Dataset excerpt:

::::::::::

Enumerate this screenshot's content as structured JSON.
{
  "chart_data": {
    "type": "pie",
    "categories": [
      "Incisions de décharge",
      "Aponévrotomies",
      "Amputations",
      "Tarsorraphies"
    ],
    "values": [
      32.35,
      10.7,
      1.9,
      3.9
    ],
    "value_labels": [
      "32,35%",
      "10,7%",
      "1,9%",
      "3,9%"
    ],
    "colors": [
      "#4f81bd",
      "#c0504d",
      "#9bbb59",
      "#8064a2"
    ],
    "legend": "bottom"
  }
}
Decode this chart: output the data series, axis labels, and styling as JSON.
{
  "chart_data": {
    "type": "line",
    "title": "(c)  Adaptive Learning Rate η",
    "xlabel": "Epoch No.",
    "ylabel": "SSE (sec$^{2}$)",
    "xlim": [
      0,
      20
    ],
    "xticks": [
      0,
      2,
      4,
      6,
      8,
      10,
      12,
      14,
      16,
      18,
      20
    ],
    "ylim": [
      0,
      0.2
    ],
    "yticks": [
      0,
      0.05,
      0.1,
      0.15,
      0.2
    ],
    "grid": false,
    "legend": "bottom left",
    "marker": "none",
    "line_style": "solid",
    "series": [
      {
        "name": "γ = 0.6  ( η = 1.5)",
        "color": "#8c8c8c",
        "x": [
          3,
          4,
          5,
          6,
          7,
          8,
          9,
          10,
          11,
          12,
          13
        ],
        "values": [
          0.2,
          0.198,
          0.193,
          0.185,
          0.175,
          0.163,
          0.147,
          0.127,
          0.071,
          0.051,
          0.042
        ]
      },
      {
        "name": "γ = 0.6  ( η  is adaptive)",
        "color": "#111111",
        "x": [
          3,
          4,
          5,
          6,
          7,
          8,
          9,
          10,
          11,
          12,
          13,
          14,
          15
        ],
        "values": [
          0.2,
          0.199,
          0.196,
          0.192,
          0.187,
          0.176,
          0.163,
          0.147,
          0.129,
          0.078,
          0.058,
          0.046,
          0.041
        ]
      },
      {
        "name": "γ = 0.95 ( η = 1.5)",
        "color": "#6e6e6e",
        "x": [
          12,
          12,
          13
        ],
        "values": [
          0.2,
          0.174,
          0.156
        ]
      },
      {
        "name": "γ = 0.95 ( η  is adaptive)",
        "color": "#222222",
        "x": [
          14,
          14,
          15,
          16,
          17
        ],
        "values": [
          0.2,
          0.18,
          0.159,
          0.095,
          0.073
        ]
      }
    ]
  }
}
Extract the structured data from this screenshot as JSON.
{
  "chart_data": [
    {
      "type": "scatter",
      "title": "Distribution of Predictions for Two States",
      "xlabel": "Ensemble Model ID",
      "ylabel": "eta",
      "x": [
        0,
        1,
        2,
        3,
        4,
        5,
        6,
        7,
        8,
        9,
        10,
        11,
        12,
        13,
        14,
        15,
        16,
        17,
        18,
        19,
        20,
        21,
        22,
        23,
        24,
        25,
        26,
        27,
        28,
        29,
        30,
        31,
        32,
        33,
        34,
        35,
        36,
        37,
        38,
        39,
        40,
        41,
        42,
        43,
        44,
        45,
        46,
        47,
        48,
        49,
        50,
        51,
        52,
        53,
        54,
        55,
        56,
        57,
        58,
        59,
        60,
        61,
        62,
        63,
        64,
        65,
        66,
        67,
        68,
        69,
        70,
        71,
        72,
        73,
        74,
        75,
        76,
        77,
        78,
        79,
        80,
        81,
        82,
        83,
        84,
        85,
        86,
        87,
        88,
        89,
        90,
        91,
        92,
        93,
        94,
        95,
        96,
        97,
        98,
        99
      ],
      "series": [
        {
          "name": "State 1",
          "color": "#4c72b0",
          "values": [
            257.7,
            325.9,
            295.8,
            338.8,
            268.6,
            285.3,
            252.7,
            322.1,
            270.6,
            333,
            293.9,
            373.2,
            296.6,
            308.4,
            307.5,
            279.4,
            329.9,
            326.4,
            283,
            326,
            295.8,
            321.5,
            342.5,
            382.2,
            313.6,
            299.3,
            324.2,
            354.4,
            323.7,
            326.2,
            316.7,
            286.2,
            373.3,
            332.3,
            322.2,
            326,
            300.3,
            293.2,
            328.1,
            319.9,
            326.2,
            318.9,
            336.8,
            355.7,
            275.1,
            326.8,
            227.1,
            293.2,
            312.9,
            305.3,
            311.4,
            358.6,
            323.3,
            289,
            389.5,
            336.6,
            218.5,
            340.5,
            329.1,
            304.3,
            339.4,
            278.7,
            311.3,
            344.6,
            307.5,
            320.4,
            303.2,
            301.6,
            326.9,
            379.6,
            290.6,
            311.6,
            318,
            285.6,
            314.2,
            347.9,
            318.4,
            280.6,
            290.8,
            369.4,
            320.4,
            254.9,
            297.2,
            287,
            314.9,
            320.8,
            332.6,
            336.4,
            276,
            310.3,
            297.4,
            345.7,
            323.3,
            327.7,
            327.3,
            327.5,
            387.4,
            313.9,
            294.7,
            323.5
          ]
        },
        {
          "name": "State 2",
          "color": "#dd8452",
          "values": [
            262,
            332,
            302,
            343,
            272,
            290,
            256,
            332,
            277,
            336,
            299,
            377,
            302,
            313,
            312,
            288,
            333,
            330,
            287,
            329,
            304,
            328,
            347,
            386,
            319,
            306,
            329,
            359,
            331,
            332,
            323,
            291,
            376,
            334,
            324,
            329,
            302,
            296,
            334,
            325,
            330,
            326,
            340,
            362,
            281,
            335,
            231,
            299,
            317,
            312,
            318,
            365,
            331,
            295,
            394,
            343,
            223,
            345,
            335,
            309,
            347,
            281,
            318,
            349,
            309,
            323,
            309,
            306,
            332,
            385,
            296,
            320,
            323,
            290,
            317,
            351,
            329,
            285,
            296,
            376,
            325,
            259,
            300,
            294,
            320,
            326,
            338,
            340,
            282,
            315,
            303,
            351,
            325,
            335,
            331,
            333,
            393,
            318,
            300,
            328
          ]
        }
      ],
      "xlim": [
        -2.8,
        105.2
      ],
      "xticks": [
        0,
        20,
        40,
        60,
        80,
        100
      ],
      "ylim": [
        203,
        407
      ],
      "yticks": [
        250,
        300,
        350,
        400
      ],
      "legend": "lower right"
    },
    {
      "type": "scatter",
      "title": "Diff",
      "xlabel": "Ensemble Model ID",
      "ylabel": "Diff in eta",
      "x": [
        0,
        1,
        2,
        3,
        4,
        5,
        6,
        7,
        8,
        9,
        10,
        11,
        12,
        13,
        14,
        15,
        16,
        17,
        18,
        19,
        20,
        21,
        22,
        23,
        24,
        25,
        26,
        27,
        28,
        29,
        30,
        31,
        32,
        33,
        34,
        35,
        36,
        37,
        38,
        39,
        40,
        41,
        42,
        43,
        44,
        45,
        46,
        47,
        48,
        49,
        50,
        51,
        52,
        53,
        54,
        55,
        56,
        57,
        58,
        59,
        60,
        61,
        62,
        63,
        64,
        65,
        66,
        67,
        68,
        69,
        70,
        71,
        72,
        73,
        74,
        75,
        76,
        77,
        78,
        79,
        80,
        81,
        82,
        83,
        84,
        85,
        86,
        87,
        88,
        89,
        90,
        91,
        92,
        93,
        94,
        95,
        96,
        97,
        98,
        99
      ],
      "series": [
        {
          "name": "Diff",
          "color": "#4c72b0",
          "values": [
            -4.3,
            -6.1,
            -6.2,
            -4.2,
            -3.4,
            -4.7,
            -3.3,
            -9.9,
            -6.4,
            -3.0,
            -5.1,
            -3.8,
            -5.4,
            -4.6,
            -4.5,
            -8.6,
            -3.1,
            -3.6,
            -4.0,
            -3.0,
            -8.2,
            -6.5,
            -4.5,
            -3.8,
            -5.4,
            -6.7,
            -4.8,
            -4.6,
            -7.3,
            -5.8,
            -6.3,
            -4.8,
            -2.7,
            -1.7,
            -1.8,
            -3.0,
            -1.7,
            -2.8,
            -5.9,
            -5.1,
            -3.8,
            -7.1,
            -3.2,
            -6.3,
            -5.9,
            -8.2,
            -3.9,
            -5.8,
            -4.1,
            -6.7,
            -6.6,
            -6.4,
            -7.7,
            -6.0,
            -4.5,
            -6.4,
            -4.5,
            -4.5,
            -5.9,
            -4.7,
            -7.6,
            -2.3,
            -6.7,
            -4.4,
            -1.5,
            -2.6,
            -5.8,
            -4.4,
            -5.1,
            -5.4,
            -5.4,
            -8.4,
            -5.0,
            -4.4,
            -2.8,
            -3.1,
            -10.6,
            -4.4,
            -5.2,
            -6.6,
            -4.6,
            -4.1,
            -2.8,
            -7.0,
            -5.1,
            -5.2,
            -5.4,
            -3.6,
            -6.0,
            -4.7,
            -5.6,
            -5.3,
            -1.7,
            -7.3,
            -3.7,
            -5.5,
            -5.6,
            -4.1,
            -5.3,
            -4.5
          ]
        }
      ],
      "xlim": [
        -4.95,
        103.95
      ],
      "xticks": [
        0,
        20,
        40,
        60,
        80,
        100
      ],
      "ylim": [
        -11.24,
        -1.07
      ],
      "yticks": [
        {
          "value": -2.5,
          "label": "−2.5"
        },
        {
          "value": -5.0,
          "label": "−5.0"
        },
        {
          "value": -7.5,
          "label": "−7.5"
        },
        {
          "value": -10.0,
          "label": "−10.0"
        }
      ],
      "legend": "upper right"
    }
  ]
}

::::::::::

* Short problem:
Check all the records above and select each line where the string "name" is found.

* Written reply:
        "name": "γ = 0.6  ( η = 1.5)",
        "name": "γ = 0.6  ( η  is adaptive)",
        "name": "γ = 0.95 ( η = 1.5)",
        "name": "γ = 0.95 ( η  is adaptive)",
          "name": "State 1",
          "name": "State 2",
          "name": "Diff",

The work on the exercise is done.